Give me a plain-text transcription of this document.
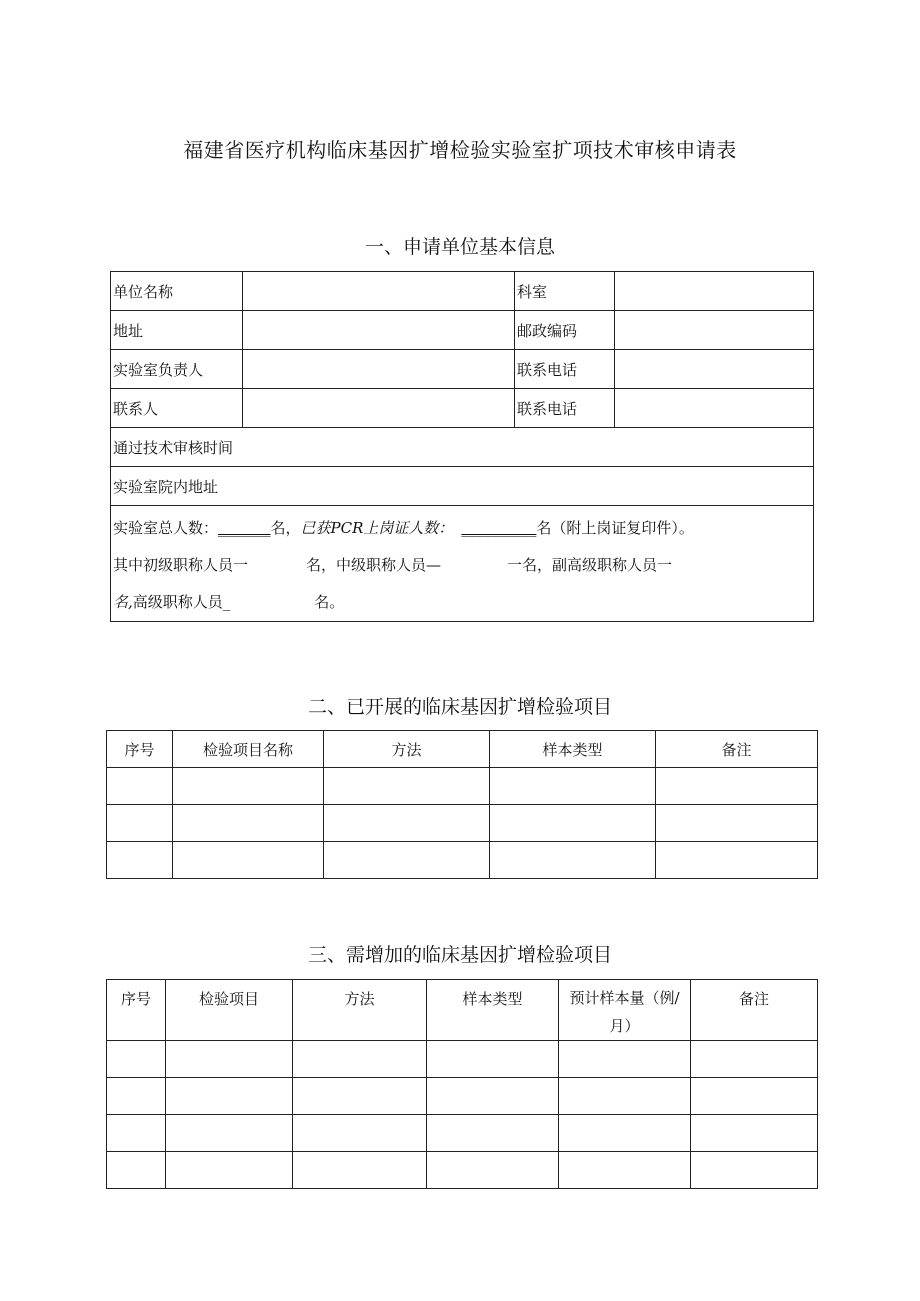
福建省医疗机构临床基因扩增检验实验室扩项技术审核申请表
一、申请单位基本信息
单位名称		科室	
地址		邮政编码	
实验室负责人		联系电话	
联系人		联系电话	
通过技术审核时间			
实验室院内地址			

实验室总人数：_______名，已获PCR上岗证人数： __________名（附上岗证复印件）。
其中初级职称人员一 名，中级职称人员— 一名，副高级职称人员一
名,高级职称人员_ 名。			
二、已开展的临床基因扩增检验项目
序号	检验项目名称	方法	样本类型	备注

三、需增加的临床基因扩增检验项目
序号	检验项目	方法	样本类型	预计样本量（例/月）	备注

◆ Problem description
What is the number of lines containing "样本类型"? Give that number only.

◆ Complete output
2